§ **Exercise brief**: Restate the records in their entirety, word for word.

━━━━━━━━━━

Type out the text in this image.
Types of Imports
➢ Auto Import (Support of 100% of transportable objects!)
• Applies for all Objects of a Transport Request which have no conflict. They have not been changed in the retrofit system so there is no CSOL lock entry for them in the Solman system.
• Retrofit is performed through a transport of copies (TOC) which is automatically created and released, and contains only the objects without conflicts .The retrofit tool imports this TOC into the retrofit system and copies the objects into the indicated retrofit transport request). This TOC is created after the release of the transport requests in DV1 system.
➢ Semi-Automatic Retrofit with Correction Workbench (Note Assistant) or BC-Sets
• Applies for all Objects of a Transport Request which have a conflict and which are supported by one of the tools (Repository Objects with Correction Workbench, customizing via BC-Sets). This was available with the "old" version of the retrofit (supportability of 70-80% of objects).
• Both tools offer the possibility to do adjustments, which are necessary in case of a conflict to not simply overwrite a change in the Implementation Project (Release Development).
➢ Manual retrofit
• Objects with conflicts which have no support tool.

━━━━━━━━━━

§ **Written answer**:
Type out the text in this image.
Types of Imports
➢ Auto Import (Support of 100% of transportable objects!)
• Applies for all Objects of a Transport Request which have no conflict. They have not been changed in the retrofit system so there is no CSOL lock entry for them in the Solman system.
• Retrofit is performed through a transport of copies (TOC) which is automatically created and released, and contains only the objects without conflicts .The retrofit tool imports this TOC into the retrofit system and copies the objects into the indicated retrofit transport request). This TOC is created after the release of the transport requests in DV1 system.
➢ Semi-Automatic Retrofit with Correction Workbench (Note Assistant) or BC-Sets
• Applies for all Objects of a Transport Request which have a conflict and which are supported by one of the tools (Repository Objects with Correction Workbench, customizing via BC-Sets). This was available with the "old" version of the retrofit (supportability of 70-80% of objects).
• Both tools offer the possibility to do adjustments, which are necessary in case of a conflict to not simply overwrite a change in the Implementation Project (Release Development).
➢ Manual retrofit
• Objects with conflicts which have no support tool.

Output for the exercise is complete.